● Source data:
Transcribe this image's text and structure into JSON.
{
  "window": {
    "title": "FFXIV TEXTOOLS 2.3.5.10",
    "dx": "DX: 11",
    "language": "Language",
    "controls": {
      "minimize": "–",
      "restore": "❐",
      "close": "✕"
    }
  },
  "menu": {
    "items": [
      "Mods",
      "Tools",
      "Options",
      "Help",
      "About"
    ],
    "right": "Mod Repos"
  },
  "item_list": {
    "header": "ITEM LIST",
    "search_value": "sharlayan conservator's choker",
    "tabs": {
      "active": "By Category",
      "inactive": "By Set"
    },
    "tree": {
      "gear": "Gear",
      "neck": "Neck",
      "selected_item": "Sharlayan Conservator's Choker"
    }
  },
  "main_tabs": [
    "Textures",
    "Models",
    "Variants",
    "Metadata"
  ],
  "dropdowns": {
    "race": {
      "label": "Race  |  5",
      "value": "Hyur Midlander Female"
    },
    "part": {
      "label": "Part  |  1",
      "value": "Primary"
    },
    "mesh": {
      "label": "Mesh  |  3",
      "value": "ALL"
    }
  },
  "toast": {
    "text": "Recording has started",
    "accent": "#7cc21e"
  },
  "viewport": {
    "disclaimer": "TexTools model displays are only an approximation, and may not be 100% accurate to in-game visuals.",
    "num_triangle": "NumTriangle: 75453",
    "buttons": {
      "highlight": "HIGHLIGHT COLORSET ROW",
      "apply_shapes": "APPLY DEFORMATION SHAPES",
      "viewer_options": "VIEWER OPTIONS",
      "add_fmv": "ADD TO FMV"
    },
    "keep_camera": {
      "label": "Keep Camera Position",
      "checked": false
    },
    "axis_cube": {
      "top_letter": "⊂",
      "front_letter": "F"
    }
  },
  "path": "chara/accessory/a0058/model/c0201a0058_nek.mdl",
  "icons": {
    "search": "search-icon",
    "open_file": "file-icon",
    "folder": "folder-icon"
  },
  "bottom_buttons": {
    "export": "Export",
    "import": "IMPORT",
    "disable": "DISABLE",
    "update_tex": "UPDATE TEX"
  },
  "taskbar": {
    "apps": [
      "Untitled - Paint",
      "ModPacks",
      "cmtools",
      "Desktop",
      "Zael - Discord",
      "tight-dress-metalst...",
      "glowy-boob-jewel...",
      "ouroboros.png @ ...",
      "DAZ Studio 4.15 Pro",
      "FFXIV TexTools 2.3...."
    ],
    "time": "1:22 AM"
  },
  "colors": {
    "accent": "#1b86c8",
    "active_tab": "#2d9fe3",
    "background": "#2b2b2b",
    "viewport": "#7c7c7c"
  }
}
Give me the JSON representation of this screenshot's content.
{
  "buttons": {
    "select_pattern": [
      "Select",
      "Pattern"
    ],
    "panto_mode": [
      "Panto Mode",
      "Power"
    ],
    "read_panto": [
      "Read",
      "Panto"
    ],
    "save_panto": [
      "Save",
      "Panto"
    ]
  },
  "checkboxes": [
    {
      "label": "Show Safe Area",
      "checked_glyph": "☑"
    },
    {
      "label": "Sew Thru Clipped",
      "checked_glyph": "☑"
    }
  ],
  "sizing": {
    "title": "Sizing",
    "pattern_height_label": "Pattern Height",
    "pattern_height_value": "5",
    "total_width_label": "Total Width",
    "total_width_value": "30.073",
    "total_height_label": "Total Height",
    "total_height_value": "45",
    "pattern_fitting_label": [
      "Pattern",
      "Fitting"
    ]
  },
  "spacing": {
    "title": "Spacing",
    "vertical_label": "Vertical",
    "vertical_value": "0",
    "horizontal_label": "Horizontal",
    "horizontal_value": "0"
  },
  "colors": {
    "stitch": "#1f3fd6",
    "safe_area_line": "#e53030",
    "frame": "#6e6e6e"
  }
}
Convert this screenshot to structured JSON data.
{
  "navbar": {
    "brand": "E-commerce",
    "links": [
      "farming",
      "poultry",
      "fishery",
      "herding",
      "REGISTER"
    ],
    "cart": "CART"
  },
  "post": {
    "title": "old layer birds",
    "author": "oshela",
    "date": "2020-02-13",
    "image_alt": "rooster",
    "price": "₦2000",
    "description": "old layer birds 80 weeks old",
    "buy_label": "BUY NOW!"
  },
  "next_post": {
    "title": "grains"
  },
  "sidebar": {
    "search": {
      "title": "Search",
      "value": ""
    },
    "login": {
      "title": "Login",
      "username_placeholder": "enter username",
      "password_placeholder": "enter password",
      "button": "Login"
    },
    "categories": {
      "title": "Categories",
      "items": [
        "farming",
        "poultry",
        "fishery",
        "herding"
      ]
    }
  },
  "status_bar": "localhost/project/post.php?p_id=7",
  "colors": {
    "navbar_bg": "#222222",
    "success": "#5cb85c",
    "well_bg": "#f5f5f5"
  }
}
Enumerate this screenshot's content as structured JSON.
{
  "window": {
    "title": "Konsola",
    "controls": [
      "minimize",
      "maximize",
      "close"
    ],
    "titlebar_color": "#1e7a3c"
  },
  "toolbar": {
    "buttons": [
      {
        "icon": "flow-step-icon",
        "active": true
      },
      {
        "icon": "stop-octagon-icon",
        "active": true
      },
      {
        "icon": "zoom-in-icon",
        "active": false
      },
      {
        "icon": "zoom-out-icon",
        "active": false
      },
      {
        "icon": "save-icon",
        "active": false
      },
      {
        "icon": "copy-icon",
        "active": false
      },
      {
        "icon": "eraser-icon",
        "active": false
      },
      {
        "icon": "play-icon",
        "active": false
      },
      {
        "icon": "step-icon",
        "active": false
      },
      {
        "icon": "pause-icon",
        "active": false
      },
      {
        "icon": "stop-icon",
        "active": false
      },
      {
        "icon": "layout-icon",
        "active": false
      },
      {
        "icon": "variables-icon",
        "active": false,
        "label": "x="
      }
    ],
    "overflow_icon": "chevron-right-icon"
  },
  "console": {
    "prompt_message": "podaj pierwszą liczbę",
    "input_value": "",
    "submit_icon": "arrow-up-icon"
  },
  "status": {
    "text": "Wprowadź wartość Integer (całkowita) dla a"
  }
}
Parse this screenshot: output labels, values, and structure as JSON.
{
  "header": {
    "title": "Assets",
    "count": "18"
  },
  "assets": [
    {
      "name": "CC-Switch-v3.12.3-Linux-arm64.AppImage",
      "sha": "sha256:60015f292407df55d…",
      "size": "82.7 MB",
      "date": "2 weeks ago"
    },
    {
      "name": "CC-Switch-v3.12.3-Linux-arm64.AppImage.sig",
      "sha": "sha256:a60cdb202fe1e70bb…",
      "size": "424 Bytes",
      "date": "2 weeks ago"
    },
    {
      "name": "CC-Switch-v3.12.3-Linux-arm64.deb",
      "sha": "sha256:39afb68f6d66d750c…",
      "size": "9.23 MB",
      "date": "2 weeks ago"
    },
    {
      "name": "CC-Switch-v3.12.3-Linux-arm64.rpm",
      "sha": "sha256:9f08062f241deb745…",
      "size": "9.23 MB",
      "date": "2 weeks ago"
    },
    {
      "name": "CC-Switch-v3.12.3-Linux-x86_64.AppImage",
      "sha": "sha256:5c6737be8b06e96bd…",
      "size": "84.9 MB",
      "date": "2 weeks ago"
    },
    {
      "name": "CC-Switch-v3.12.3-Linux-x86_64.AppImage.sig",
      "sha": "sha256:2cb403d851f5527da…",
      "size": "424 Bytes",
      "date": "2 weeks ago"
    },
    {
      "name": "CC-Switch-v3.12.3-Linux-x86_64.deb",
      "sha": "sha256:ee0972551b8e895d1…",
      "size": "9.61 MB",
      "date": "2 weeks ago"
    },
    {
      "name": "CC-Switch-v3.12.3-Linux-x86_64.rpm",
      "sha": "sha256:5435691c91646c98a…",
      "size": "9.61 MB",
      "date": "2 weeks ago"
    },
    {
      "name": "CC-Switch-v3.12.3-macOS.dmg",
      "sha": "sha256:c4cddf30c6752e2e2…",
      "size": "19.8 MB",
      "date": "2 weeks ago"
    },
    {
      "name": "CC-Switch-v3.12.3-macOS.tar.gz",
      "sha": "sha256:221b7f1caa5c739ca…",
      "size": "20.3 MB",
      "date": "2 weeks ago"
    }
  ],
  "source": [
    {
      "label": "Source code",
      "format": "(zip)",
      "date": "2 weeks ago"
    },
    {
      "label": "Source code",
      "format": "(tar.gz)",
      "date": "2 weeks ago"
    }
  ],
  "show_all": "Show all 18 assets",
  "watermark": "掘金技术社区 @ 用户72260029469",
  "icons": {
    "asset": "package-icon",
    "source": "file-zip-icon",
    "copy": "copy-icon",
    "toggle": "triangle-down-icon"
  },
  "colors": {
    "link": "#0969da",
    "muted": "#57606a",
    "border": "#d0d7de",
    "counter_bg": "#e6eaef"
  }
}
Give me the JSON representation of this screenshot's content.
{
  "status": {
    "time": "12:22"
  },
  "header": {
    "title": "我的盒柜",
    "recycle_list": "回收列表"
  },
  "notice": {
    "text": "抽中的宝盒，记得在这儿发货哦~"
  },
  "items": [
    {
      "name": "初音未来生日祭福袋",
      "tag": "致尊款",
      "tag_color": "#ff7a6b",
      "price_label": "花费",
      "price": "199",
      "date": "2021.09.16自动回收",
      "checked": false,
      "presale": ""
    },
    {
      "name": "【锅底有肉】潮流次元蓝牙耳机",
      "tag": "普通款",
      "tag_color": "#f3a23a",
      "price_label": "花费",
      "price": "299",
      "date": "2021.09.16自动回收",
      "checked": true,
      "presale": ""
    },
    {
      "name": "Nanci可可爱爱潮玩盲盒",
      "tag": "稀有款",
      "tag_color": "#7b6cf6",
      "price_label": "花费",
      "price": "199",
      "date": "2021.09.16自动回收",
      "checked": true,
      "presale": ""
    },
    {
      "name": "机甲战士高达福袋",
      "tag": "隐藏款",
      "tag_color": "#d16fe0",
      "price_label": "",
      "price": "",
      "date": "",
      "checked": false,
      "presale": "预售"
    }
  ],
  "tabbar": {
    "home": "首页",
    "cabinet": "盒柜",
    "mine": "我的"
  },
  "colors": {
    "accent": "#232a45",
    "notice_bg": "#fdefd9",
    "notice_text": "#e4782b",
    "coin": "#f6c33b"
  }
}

● Given exercise:
Copy each line of the records that contains the word "FFXIV".

● Exercise result:
    "title": "FFXIV TEXTOOLS 2.3.5.10",
      "FFXIV TexTools 2.3...."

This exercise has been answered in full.